Supplied material
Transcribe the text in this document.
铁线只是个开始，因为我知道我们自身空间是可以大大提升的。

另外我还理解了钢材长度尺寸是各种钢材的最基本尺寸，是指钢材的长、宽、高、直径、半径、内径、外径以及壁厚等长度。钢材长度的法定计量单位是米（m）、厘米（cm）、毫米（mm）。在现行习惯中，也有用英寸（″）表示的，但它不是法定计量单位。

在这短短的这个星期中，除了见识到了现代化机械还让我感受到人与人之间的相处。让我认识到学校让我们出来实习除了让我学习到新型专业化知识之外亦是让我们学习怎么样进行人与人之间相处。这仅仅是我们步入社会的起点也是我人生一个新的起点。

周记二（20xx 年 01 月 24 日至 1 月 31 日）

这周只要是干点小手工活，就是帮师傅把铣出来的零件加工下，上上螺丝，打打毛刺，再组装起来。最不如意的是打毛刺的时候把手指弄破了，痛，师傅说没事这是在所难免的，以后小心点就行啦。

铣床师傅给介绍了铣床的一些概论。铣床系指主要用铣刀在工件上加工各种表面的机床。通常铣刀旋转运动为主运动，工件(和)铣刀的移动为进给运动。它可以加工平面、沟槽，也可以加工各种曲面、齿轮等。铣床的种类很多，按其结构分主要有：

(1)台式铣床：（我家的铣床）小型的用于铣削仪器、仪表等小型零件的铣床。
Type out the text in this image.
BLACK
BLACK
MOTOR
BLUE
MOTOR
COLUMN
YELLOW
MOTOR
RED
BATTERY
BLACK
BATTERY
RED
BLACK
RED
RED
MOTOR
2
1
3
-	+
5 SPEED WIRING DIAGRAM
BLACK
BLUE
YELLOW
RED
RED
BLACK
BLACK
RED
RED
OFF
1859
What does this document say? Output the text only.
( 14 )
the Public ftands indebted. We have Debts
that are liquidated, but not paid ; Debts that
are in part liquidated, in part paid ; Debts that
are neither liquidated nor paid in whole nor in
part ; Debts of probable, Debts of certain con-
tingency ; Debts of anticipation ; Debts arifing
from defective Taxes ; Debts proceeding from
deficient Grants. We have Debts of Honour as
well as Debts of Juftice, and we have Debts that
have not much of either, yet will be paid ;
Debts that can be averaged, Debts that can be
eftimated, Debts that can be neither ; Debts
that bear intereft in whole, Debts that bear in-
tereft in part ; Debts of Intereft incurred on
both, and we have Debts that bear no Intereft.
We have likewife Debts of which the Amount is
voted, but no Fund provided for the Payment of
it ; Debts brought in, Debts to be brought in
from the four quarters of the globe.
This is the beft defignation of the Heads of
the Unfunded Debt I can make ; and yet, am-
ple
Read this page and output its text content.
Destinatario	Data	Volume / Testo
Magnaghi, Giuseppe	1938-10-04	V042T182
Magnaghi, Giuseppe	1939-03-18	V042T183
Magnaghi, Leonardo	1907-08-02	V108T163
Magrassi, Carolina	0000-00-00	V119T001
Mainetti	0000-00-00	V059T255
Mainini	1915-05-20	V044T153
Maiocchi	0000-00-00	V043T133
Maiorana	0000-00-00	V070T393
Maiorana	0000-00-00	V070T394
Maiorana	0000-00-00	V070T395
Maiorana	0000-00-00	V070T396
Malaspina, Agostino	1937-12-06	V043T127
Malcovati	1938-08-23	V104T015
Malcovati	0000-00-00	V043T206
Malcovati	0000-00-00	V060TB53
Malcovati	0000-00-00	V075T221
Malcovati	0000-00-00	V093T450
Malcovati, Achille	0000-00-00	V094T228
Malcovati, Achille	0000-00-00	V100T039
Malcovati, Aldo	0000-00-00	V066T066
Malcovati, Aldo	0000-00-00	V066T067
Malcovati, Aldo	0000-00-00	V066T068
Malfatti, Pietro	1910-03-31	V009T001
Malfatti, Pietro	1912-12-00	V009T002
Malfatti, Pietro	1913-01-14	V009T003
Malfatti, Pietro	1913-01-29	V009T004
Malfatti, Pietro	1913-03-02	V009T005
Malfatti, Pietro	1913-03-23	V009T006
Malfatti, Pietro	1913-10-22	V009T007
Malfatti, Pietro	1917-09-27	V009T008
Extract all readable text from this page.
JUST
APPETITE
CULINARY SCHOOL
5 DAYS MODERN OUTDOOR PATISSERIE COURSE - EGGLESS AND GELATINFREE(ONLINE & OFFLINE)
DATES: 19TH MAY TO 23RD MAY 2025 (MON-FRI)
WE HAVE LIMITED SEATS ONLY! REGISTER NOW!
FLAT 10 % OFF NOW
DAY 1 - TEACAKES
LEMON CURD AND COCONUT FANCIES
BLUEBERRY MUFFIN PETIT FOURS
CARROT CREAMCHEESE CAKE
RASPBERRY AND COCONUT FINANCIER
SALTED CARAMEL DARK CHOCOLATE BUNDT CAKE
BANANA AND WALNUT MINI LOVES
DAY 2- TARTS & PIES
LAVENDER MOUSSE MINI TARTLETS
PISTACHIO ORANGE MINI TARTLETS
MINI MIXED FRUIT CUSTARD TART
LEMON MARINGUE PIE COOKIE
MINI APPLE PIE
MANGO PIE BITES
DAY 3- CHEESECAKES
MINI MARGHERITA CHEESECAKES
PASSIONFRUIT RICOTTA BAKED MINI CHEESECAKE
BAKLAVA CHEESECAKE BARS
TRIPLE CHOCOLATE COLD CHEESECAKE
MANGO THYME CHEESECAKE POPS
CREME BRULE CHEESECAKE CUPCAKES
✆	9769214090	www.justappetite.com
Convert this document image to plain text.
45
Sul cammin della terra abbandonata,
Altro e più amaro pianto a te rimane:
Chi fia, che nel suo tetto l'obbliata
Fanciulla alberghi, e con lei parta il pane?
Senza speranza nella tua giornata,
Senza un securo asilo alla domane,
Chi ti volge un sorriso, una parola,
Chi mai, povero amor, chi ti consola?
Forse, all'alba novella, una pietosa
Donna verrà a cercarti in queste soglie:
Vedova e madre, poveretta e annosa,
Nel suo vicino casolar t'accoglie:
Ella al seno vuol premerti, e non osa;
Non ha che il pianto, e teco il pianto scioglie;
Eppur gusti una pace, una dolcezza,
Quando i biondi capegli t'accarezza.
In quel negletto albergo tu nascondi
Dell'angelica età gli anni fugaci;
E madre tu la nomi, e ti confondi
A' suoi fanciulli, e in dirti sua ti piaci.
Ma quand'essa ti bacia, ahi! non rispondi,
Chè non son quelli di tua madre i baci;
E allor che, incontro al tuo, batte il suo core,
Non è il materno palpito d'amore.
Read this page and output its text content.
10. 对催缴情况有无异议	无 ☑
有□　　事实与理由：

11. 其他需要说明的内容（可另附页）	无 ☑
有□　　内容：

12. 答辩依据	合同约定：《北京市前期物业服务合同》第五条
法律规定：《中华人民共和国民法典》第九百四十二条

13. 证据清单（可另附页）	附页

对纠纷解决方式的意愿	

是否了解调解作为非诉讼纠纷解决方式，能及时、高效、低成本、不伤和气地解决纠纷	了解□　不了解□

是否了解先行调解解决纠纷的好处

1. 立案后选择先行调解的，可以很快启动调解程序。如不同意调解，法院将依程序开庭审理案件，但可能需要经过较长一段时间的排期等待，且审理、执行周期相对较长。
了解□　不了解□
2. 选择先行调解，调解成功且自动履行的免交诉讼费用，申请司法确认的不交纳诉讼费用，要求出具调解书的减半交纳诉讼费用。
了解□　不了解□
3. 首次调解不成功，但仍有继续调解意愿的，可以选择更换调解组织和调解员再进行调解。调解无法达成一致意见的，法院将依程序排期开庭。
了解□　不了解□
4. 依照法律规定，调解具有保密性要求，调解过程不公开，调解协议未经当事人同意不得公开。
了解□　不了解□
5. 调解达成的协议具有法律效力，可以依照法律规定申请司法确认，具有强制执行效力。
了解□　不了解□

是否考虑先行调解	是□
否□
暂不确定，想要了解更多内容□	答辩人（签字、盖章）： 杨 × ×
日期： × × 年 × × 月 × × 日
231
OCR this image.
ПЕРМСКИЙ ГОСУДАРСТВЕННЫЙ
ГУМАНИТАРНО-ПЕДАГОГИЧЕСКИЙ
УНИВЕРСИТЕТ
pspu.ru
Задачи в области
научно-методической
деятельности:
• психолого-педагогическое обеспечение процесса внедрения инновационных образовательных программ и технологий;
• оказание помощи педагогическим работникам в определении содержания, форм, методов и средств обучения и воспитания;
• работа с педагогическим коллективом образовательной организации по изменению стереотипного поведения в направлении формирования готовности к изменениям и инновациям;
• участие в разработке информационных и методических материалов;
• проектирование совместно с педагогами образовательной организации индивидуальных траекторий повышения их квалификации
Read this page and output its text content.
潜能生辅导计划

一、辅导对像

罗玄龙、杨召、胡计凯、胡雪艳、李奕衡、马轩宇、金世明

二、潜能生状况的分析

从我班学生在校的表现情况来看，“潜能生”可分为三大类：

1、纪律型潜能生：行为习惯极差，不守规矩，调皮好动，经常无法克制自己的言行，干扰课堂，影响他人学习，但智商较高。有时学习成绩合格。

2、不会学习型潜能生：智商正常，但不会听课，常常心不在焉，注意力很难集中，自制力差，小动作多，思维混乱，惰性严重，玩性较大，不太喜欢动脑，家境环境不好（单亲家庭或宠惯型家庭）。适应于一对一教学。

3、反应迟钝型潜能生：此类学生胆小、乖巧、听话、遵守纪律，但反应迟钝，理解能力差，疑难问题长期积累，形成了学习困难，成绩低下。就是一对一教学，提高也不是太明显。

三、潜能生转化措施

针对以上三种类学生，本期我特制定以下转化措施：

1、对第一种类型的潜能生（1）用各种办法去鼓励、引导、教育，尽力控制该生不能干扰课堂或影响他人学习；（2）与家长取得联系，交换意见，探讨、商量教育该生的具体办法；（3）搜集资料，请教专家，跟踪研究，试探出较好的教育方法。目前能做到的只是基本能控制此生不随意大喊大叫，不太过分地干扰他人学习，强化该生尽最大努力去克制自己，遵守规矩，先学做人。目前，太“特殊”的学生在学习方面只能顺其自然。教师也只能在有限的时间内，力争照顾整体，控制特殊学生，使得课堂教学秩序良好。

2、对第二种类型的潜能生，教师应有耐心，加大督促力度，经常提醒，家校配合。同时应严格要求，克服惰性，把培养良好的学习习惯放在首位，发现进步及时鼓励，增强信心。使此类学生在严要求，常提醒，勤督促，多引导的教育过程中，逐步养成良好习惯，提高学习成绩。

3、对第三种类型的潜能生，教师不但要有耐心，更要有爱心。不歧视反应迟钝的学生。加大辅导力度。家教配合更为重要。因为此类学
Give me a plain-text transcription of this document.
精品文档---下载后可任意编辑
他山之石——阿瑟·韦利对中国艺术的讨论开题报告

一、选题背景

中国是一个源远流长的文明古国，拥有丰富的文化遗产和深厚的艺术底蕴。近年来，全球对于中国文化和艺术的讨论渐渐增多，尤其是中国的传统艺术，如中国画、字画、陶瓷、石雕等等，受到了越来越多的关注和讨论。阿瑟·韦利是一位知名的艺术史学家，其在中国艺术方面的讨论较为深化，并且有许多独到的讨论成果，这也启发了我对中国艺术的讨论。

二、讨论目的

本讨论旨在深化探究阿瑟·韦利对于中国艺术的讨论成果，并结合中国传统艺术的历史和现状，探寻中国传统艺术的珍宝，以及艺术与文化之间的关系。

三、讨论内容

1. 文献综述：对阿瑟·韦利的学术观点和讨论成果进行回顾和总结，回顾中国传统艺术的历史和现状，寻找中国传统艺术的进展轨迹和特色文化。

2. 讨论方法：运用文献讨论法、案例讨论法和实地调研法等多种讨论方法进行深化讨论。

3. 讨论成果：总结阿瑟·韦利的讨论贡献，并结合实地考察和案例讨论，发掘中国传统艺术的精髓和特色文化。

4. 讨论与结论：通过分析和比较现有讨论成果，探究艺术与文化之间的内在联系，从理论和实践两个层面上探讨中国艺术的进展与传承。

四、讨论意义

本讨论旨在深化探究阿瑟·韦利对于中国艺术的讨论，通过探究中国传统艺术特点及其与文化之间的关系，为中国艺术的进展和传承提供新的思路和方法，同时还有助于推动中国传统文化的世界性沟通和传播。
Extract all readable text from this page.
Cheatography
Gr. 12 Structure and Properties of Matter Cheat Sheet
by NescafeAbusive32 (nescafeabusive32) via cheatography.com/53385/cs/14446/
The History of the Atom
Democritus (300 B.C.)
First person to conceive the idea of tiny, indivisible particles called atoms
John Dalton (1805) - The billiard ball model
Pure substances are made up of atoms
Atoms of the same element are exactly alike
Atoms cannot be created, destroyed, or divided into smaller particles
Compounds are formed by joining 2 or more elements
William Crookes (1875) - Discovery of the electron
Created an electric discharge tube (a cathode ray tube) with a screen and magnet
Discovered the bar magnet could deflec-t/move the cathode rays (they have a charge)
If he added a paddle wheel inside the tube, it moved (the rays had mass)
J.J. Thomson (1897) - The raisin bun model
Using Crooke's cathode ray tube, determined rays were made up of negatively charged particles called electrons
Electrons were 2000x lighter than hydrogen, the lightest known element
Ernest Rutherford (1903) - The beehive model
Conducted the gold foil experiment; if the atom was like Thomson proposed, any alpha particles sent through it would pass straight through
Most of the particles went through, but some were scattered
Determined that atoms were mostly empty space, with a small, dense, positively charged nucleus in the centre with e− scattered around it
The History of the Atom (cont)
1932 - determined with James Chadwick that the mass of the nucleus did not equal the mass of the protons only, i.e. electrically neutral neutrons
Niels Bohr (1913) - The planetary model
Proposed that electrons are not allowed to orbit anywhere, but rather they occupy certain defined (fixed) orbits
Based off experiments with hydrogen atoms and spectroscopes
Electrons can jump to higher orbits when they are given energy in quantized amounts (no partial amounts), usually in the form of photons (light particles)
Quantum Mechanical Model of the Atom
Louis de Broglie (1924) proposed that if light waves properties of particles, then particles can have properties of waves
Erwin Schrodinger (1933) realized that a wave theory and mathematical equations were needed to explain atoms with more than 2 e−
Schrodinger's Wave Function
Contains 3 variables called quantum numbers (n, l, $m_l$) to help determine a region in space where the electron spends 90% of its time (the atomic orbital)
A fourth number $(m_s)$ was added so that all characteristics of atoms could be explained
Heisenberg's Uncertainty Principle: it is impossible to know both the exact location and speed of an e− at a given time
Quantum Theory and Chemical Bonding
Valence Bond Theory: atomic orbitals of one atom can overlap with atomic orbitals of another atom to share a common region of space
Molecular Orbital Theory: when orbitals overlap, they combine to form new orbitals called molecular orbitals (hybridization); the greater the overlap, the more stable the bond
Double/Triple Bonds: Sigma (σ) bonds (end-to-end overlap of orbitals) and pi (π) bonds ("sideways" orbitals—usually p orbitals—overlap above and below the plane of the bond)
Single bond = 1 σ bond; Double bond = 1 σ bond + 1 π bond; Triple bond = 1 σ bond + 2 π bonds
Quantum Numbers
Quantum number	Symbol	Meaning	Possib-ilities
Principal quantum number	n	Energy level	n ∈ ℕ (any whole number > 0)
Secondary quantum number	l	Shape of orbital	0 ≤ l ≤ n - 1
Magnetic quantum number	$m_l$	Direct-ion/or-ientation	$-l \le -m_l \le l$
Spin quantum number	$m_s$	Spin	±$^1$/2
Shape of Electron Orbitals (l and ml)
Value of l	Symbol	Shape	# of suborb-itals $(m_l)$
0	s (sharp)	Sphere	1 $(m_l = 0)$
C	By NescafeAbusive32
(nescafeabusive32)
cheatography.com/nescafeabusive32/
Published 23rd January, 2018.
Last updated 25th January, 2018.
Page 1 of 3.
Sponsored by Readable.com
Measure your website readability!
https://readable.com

Task to complete
Look through the entries above for the word "mass". Copy every line where it shows up.

Final answer
If he added a paddle wheel inside the tube, it moved (the rays had mass)
1932 - determined with James Chadwick that the mass of the nucleus did not equal the mass of the protons only, i.e. electrically neutral neutrons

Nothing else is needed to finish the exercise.